● **SET PROBLEM**: Gather each line in the entries that includes the string "DESIGN".

(Excerpt from a dataset)
::::::::::

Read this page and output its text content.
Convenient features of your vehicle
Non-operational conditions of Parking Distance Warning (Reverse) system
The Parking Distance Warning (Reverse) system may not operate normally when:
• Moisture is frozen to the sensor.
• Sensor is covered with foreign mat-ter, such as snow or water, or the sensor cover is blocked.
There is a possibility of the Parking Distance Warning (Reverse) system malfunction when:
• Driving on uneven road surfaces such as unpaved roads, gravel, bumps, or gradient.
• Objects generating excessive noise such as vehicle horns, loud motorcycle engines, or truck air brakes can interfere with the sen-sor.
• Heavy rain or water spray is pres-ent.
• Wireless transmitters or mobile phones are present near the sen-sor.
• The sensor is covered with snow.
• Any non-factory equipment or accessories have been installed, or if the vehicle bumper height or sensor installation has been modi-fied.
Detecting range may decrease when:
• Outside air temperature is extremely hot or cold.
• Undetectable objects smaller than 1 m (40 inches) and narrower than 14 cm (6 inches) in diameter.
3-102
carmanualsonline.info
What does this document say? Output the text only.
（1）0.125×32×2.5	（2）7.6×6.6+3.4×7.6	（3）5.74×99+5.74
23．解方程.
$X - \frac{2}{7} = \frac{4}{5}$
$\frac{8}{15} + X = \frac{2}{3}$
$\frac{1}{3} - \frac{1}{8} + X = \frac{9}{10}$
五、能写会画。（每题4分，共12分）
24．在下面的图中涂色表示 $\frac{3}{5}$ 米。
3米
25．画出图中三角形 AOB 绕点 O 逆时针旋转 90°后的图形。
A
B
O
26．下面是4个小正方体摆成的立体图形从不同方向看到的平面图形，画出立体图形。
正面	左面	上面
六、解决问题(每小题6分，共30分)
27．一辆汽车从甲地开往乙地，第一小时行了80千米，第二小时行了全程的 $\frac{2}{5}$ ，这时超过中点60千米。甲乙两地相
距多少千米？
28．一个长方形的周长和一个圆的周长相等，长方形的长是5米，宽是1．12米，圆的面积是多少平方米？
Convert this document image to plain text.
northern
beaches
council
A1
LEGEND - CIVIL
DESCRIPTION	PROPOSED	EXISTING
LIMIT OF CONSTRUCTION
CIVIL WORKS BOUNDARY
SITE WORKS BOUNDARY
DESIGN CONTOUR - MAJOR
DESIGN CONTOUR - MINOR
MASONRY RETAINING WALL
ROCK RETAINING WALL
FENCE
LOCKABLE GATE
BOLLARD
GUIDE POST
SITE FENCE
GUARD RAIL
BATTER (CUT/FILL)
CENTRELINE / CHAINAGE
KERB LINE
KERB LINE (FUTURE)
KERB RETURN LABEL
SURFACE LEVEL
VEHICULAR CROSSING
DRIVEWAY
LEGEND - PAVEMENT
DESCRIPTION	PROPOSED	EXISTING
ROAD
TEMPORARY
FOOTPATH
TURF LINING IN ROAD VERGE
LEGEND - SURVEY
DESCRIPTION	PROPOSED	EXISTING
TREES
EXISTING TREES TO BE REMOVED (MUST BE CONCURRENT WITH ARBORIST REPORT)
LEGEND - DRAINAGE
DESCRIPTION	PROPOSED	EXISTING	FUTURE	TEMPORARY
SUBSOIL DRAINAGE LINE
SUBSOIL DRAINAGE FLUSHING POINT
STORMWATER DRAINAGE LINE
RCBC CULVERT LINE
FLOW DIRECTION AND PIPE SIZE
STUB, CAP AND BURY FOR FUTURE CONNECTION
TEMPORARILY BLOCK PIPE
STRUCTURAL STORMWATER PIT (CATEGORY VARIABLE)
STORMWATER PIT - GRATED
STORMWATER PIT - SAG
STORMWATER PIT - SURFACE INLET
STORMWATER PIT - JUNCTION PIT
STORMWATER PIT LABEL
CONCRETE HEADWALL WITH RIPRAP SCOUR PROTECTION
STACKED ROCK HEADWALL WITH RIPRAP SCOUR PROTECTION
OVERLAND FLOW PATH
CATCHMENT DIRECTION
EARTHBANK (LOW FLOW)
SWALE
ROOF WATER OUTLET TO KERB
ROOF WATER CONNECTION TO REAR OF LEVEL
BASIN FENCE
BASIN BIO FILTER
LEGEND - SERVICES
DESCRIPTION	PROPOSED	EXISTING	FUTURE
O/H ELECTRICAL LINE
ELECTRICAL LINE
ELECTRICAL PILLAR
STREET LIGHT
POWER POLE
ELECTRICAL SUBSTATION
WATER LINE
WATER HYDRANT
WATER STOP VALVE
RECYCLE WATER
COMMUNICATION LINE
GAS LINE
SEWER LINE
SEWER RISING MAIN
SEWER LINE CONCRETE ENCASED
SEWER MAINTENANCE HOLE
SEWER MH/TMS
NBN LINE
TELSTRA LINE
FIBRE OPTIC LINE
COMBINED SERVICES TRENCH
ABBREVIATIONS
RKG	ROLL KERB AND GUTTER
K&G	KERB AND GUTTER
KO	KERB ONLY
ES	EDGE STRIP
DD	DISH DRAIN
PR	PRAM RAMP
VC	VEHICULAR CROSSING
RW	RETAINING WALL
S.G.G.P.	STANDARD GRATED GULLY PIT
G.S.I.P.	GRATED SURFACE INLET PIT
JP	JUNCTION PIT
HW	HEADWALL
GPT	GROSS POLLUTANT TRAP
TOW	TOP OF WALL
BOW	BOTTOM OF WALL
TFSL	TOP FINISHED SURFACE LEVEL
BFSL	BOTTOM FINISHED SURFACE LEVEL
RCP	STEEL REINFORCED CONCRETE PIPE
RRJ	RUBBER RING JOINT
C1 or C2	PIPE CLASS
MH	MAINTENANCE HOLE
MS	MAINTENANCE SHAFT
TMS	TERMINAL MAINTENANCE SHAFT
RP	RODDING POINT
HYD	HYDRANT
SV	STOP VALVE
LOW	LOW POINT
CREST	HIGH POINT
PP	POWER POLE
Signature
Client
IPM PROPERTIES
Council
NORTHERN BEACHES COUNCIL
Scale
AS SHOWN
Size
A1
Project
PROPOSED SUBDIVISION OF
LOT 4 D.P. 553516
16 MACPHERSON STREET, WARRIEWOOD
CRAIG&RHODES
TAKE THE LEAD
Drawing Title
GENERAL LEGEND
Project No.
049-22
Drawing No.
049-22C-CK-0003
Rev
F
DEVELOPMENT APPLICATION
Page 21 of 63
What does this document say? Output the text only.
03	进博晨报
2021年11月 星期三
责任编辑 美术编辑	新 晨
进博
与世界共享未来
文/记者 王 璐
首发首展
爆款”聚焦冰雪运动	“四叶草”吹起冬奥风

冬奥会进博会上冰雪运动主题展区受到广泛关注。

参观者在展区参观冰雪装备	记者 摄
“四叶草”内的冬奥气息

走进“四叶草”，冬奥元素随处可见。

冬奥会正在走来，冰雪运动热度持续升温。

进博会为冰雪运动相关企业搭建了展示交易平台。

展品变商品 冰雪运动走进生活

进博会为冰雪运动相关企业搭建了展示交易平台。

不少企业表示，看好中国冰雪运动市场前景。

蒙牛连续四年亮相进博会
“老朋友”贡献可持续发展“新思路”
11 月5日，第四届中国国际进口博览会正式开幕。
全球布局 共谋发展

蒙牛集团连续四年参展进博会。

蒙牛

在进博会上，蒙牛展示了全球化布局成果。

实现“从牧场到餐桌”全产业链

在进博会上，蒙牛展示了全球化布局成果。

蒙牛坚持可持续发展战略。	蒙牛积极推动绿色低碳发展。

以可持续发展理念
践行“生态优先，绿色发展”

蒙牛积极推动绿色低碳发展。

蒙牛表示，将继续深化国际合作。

::::::::::

● **THE COMPLETED TASK**:
DESIGN CONTOUR - MAJOR
DESIGN CONTOUR - MINOR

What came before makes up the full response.